Print the data that follows exactly.

[Records from a data collection]
- - -

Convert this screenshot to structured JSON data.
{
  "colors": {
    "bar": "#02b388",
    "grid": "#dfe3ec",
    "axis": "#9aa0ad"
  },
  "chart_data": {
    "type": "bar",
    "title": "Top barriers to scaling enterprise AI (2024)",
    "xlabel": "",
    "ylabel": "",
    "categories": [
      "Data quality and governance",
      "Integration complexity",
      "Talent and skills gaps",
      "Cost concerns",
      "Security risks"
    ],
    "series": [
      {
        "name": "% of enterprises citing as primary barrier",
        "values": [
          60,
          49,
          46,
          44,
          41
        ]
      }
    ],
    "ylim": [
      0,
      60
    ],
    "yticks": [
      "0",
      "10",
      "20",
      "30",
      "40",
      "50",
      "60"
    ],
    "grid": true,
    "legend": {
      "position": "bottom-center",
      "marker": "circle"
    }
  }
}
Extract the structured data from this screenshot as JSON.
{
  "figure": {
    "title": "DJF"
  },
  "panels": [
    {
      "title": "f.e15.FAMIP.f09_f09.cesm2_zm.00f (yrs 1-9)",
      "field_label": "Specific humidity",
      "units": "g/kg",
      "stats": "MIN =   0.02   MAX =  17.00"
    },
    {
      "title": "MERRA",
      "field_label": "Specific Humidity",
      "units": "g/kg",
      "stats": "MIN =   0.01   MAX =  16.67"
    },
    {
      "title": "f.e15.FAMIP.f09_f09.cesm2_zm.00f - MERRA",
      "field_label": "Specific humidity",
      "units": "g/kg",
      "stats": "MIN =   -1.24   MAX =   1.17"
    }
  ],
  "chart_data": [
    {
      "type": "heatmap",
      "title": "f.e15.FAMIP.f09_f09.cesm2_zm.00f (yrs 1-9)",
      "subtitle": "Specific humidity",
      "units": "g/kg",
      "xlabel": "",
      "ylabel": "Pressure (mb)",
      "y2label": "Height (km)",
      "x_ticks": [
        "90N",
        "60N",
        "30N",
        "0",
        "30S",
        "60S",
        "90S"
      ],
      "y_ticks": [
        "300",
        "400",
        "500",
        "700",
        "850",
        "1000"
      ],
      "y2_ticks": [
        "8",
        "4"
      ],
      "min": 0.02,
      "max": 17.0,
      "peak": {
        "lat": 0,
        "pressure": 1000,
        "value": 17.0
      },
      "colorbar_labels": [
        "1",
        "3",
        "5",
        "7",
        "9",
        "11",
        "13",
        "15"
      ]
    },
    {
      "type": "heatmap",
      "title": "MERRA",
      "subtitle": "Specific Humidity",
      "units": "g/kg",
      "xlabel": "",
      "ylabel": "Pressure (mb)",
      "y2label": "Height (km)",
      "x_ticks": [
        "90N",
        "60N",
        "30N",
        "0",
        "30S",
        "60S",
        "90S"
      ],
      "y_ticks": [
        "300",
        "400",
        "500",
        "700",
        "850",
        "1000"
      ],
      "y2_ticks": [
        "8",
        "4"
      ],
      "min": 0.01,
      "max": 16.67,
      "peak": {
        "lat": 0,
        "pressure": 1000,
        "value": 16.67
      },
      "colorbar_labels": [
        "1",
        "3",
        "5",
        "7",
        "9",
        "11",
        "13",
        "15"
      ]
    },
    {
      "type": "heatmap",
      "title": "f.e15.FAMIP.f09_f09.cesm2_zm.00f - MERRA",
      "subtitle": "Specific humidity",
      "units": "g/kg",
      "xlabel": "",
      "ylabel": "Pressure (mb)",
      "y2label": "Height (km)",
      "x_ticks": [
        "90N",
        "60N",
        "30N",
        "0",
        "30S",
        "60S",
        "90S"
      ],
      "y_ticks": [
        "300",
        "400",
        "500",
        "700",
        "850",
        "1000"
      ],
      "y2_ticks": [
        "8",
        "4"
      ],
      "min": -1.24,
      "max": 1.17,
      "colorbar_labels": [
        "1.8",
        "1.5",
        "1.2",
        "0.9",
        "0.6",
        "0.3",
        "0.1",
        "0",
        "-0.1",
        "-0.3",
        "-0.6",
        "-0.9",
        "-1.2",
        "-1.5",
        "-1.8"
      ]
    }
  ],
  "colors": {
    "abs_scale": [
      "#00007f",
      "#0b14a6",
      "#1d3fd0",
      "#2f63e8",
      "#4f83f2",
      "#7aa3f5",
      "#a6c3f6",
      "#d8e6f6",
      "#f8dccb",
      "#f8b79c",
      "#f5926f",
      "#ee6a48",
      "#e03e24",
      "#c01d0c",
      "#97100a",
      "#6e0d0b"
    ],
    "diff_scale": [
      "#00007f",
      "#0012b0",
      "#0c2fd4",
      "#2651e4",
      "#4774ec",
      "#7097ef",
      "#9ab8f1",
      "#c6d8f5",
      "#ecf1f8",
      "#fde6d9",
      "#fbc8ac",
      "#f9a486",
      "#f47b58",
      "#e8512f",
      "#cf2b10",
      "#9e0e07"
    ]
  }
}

- - -

WRITTEN ANSWER
Convert this screenshot to structured JSON data.
{
  "colors": {
    "bar": "#02b388",
    "grid": "#dfe3ec",
    "axis": "#9aa0ad"
  },
  "chart_data": {
    "type": "bar",
    "title": "Top barriers to scaling enterprise AI (2024)",
    "xlabel": "",
    "ylabel": "",
    "categories": [
      "Data quality and governance",
      "Integration complexity",
      "Talent and skills gaps",
      "Cost concerns",
      "Security risks"
    ],
    "series": [
      {
        "name": "% of enterprises citing as primary barrier",
        "values": [
          60,
          49,
          46,
          44,
          41
        ]
      }
    ],
    "ylim": [
      0,
      60
    ],
    "yticks": [
      "0",
      "10",
      "20",
      "30",
      "40",
      "50",
      "60"
    ],
    "grid": true,
    "legend": {
      "position": "bottom-center",
      "marker": "circle"
    }
  }
}
Extract the structured data from this screenshot as JSON.
{
  "figure": {
    "title": "DJF"
  },
  "panels": [
    {
      "title": "f.e15.FAMIP.f09_f09.cesm2_zm.00f (yrs 1-9)",
      "field_label": "Specific humidity",
      "units": "g/kg",
      "stats": "MIN =   0.02   MAX =  17.00"
    },
    {
      "title": "MERRA",
      "field_label": "Specific Humidity",
      "units": "g/kg",
      "stats": "MIN =   0.01   MAX =  16.67"
    },
    {
      "title": "f.e15.FAMIP.f09_f09.cesm2_zm.00f - MERRA",
      "field_label": "Specific humidity",
      "units": "g/kg",
      "stats": "MIN =   -1.24   MAX =   1.17"
    }
  ],
  "chart_data": [
    {
      "type": "heatmap",
      "title": "f.e15.FAMIP.f09_f09.cesm2_zm.00f (yrs 1-9)",
      "subtitle": "Specific humidity",
      "units": "g/kg",
      "xlabel": "",
      "ylabel": "Pressure (mb)",
      "y2label": "Height (km)",
      "x_ticks": [
        "90N",
        "60N",
        "30N",
        "0",
        "30S",
        "60S",
        "90S"
      ],
      "y_ticks": [
        "300",
        "400",
        "500",
        "700",
        "850",
        "1000"
      ],
      "y2_ticks": [
        "8",
        "4"
      ],
      "min": 0.02,
      "max": 17.0,
      "peak": {
        "lat": 0,
        "pressure": 1000,
        "value": 17.0
      },
      "colorbar_labels": [
        "1",
        "3",
        "5",
        "7",
        "9",
        "11",
        "13",
        "15"
      ]
    },
    {
      "type": "heatmap",
      "title": "MERRA",
      "subtitle": "Specific Humidity",
      "units": "g/kg",
      "xlabel": "",
      "ylabel": "Pressure (mb)",
      "y2label": "Height (km)",
      "x_ticks": [
        "90N",
        "60N",
        "30N",
        "0",
        "30S",
        "60S",
        "90S"
      ],
      "y_ticks": [
        "300",
        "400",
        "500",
        "700",
        "850",
        "1000"
      ],
      "y2_ticks": [
        "8",
        "4"
      ],
      "min": 0.01,
      "max": 16.67,
      "peak": {
        "lat": 0,
        "pressure": 1000,
        "value": 16.67
      },
      "colorbar_labels": [
        "1",
        "3",
        "5",
        "7",
        "9",
        "11",
        "13",
        "15"
      ]
    },
    {
      "type": "heatmap",
      "title": "f.e15.FAMIP.f09_f09.cesm2_zm.00f - MERRA",
      "subtitle": "Specific humidity",
      "units": "g/kg",
      "xlabel": "",
      "ylabel": "Pressure (mb)",
      "y2label": "Height (km)",
      "x_ticks": [
        "90N",
        "60N",
        "30N",
        "0",
        "30S",
        "60S",
        "90S"
      ],
      "y_ticks": [
        "300",
        "400",
        "500",
        "700",
        "850",
        "1000"
      ],
      "y2_ticks": [
        "8",
        "4"
      ],
      "min": -1.24,
      "max": 1.17,
      "colorbar_labels": [
        "1.8",
        "1.5",
        "1.2",
        "0.9",
        "0.6",
        "0.3",
        "0.1",
        "0",
        "-0.1",
        "-0.3",
        "-0.6",
        "-0.9",
        "-1.2",
        "-1.5",
        "-1.8"
      ]
    }
  ],
  "colors": {
    "abs_scale": [
      "#00007f",
      "#0b14a6",
      "#1d3fd0",
      "#2f63e8",
      "#4f83f2",
      "#7aa3f5",
      "#a6c3f6",
      "#d8e6f6",
      "#f8dccb",
      "#f8b79c",
      "#f5926f",
      "#ee6a48",
      "#e03e24",
      "#c01d0c",
      "#97100a",
      "#6e0d0b"
    ],
    "diff_scale": [
      "#00007f",
      "#0012b0",
      "#0c2fd4",
      "#2651e4",
      "#4774ec",
      "#7097ef",
      "#9ab8f1",
      "#c6d8f5",
      "#ecf1f8",
      "#fde6d9",
      "#fbc8ac",
      "#f9a486",
      "#f47b58",
      "#e8512f",
      "#cf2b10",
      "#9e0e07"
    ]
  }
}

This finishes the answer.